- [What this task involves]: Repeat every record below exactly, but leave out any pictures.

- [Exercise input]:
****************************************
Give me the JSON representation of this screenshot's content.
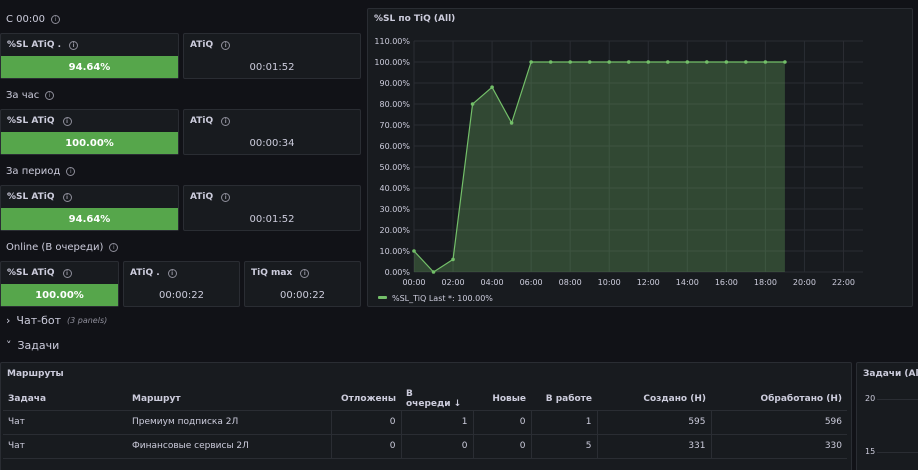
{
  "sections": {
    "since_midnight": "С 00:00",
    "per_hour": "За час",
    "per_period": "За период",
    "online": "Online (В очереди)"
  },
  "stats": {
    "s1": {
      "sl_title": "%SL ATiQ .",
      "sl_value": "94.64%",
      "atiq_title": "ATiQ",
      "atiq_value": "00:01:52"
    },
    "s2": {
      "sl_title": "%SL ATiQ",
      "sl_value": "100.00%",
      "atiq_title": "ATiQ",
      "atiq_value": "00:00:34"
    },
    "s3": {
      "sl_title": "%SL ATiQ",
      "sl_value": "94.64%",
      "atiq_title": "ATiQ",
      "atiq_value": "00:01:52"
    },
    "s4": {
      "sl_title": "%SL ATiQ",
      "sl_value": "100.00%",
      "atiq_title": "ATiQ .",
      "atiq_value": "00:00:22",
      "tiq_title": "TiQ max",
      "tiq_value": "00:00:22"
    }
  },
  "chart_panel": {
    "title": "%SL по TiQ (All)"
  },
  "chart_data": {
    "type": "area",
    "title": "%SL по TiQ (All)",
    "x": [
      "00:00",
      "01:00",
      "02:00",
      "03:00",
      "04:00",
      "05:00",
      "06:00",
      "07:00",
      "08:00",
      "09:00",
      "10:00",
      "11:00",
      "12:00",
      "13:00",
      "14:00",
      "15:00",
      "16:00",
      "17:00",
      "18:00",
      "19:00"
    ],
    "series": [
      {
        "name": "%SL_TiQ",
        "values": [
          10,
          0,
          6,
          80,
          88,
          71,
          100,
          100,
          100,
          100,
          100,
          100,
          100,
          100,
          100,
          100,
          100,
          100,
          100,
          100
        ]
      }
    ],
    "x_ticks": [
      "00:00",
      "02:00",
      "04:00",
      "06:00",
      "08:00",
      "10:00",
      "12:00",
      "14:00",
      "16:00",
      "18:00",
      "20:00",
      "22:00"
    ],
    "y_ticks": [
      "110.00%",
      "100.00%",
      "90.00%",
      "80.00%",
      "70.00%",
      "60.00%",
      "50.00%",
      "40.00%",
      "30.00%",
      "20.00%",
      "10.00%",
      "0.00%"
    ],
    "ylim": [
      0,
      110
    ],
    "xlim_hours": [
      0,
      23
    ],
    "grid": true,
    "legend_placement": "bottom-left",
    "legend_text": "%SL_TiQ  Last *: 100.00%",
    "color": "#73bf69"
  },
  "collapsed_row": {
    "title": "Чат-бот",
    "note": "(3 panels)"
  },
  "tasks_row": {
    "title": "Задачи"
  },
  "routes_table": {
    "title": "Маршруты",
    "columns": [
      "Задача",
      "Маршрут",
      "Отложены",
      "В очереди",
      "Новые",
      "В работе",
      "Создано (Н)",
      "Обработано (Н)"
    ],
    "rows": [
      [
        "Чат",
        "Премиум подписка 2Л",
        "0",
        "1",
        "0",
        "1",
        "595",
        "596"
      ],
      [
        "Чат",
        "Финансовые сервисы 2Л",
        "0",
        "0",
        "0",
        "5",
        "331",
        "330"
      ]
    ]
  },
  "side_panel": {
    "title": "Задачи (All)",
    "y_ticks": [
      "20",
      "15"
    ]
  }
}
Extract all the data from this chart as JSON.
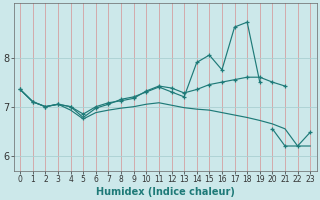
{
  "title": "",
  "xlabel": "Humidex (Indice chaleur)",
  "bg_color": "#cce8ea",
  "grid_color": "#aacfd2",
  "line_color": "#1e7a78",
  "xlim": [
    -0.5,
    23.5
  ],
  "ylim": [
    5.7,
    9.1
  ],
  "yticks": [
    6,
    7,
    8
  ],
  "xticks": [
    0,
    1,
    2,
    3,
    4,
    5,
    6,
    7,
    8,
    9,
    10,
    11,
    12,
    13,
    14,
    15,
    16,
    17,
    18,
    19,
    20,
    21,
    22,
    23
  ],
  "series": [
    {
      "y": [
        7.35,
        7.1,
        7.0,
        7.05,
        7.0,
        6.78,
        6.97,
        7.05,
        7.15,
        7.2,
        7.3,
        7.4,
        7.3,
        7.2,
        7.9,
        8.05,
        7.75,
        8.62,
        8.72,
        7.5,
        null,
        null,
        null,
        null
      ],
      "marker": true
    },
    {
      "y": [
        7.35,
        7.1,
        7.0,
        7.05,
        7.0,
        6.85,
        7.0,
        7.08,
        7.12,
        7.17,
        7.32,
        7.42,
        7.38,
        7.28,
        7.35,
        7.45,
        7.5,
        7.55,
        7.6,
        7.6,
        7.5,
        7.42,
        null,
        null
      ],
      "marker": true
    },
    {
      "y": [
        7.35,
        7.1,
        7.0,
        7.05,
        6.93,
        6.75,
        6.88,
        6.93,
        6.97,
        7.0,
        7.05,
        7.08,
        7.03,
        6.98,
        6.95,
        6.93,
        6.88,
        6.83,
        6.78,
        6.72,
        6.65,
        6.55,
        6.2,
        6.2
      ],
      "marker": false
    },
    {
      "y": [
        null,
        null,
        null,
        null,
        null,
        null,
        null,
        null,
        null,
        null,
        null,
        null,
        null,
        null,
        null,
        null,
        null,
        null,
        null,
        null,
        6.55,
        6.2,
        6.2,
        6.48
      ],
      "marker": true
    }
  ]
}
****************************************
- [Task response]:
Give me the JSON representation of this screenshot's content.
{
  "sections": {
    "since_midnight": "С 00:00",
    "per_hour": "За час",
    "per_period": "За период",
    "online": "Online (В очереди)"
  },
  "stats": {
    "s1": {
      "sl_title": "%SL ATiQ .",
      "sl_value": "94.64%",
      "atiq_title": "ATiQ",
      "atiq_value": "00:01:52"
    },
    "s2": {
      "sl_title": "%SL ATiQ",
      "sl_value": "100.00%",
      "atiq_title": "ATiQ",
      "atiq_value": "00:00:34"
    },
    "s3": {
      "sl_title": "%SL ATiQ",
      "sl_value": "94.64%",
      "atiq_title": "ATiQ",
      "atiq_value": "00:01:52"
    },
    "s4": {
      "sl_title": "%SL ATiQ",
      "sl_value": "100.00%",
      "atiq_title": "ATiQ .",
      "atiq_value": "00:00:22",
      "tiq_title": "TiQ max",
      "tiq_value": "00:00:22"
    }
  },
  "chart_panel": {
    "title": "%SL по TiQ (All)"
  },
  "chart_data": {
    "type": "area",
    "title": "%SL по TiQ (All)",
    "x": [
      "00:00",
      "01:00",
      "02:00",
      "03:00",
      "04:00",
      "05:00",
      "06:00",
      "07:00",
      "08:00",
      "09:00",
      "10:00",
      "11:00",
      "12:00",
      "13:00",
      "14:00",
      "15:00",
      "16:00",
      "17:00",
      "18:00",
      "19:00"
    ],
    "series": [
      {
        "name": "%SL_TiQ",
        "values": [
          10,
          0,
          6,
          80,
          88,
          71,
          100,
          100,
          100,
          100,
          100,
          100,
          100,
          100,
          100,
          100,
          100,
          100,
          100,
          100
        ]
      }
    ],
    "x_ticks": [
      "00:00",
      "02:00",
      "04:00",
      "06:00",
      "08:00",
      "10:00",
      "12:00",
      "14:00",
      "16:00",
      "18:00",
      "20:00",
      "22:00"
    ],
    "y_ticks": [
      "110.00%",
      "100.00%",
      "90.00%",
      "80.00%",
      "70.00%",
      "60.00%",
      "50.00%",
      "40.00%",
      "30.00%",
      "20.00%",
      "10.00%",
      "0.00%"
    ],
    "ylim": [
      0,
      110
    ],
    "xlim_hours": [
      0,
      23
    ],
    "grid": true,
    "legend_placement": "bottom-left",
    "legend_text": "%SL_TiQ  Last *: 100.00%",
    "color": "#73bf69"
  },
  "collapsed_row": {
    "title": "Чат-бот",
    "note": "(3 panels)"
  },
  "tasks_row": {
    "title": "Задачи"
  },
  "routes_table": {
    "title": "Маршруты",
    "columns": [
      "Задача",
      "Маршрут",
      "Отложены",
      "В очереди",
      "Новые",
      "В работе",
      "Создано (Н)",
      "Обработано (Н)"
    ],
    "rows": [
      [
        "Чат",
        "Премиум подписка 2Л",
        "0",
        "1",
        "0",
        "1",
        "595",
        "596"
      ],
      [
        "Чат",
        "Финансовые сервисы 2Л",
        "0",
        "0",
        "0",
        "5",
        "331",
        "330"
      ]
    ]
  },
  "side_panel": {
    "title": "Задачи (All)",
    "y_ticks": [
      "20",
      "15"
    ]
  }
}
Extract all the data from this chart as JSON.
{
  "title": "",
  "xlabel": "Humidex (Indice chaleur)",
  "bg_color": "#cce8ea",
  "grid_color": "#aacfd2",
  "line_color": "#1e7a78",
  "xlim": [
    -0.5,
    23.5
  ],
  "ylim": [
    5.7,
    9.1
  ],
  "yticks": [
    6,
    7,
    8
  ],
  "xticks": [
    0,
    1,
    2,
    3,
    4,
    5,
    6,
    7,
    8,
    9,
    10,
    11,
    12,
    13,
    14,
    15,
    16,
    17,
    18,
    19,
    20,
    21,
    22,
    23
  ],
  "series": [
    {
      "y": [
        7.35,
        7.1,
        7.0,
        7.05,
        7.0,
        6.78,
        6.97,
        7.05,
        7.15,
        7.2,
        7.3,
        7.4,
        7.3,
        7.2,
        7.9,
        8.05,
        7.75,
        8.62,
        8.72,
        7.5,
        null,
        null,
        null,
        null
      ],
      "marker": true
    },
    {
      "y": [
        7.35,
        7.1,
        7.0,
        7.05,
        7.0,
        6.85,
        7.0,
        7.08,
        7.12,
        7.17,
        7.32,
        7.42,
        7.38,
        7.28,
        7.35,
        7.45,
        7.5,
        7.55,
        7.6,
        7.6,
        7.5,
        7.42,
        null,
        null
      ],
      "marker": true
    },
    {
      "y": [
        7.35,
        7.1,
        7.0,
        7.05,
        6.93,
        6.75,
        6.88,
        6.93,
        6.97,
        7.0,
        7.05,
        7.08,
        7.03,
        6.98,
        6.95,
        6.93,
        6.88,
        6.83,
        6.78,
        6.72,
        6.65,
        6.55,
        6.2,
        6.2
      ],
      "marker": false
    },
    {
      "y": [
        null,
        null,
        null,
        null,
        null,
        null,
        null,
        null,
        null,
        null,
        null,
        null,
        null,
        null,
        null,
        null,
        null,
        null,
        null,
        null,
        6.55,
        6.2,
        6.2,
        6.48
      ],
      "marker": true
    }
  ]
}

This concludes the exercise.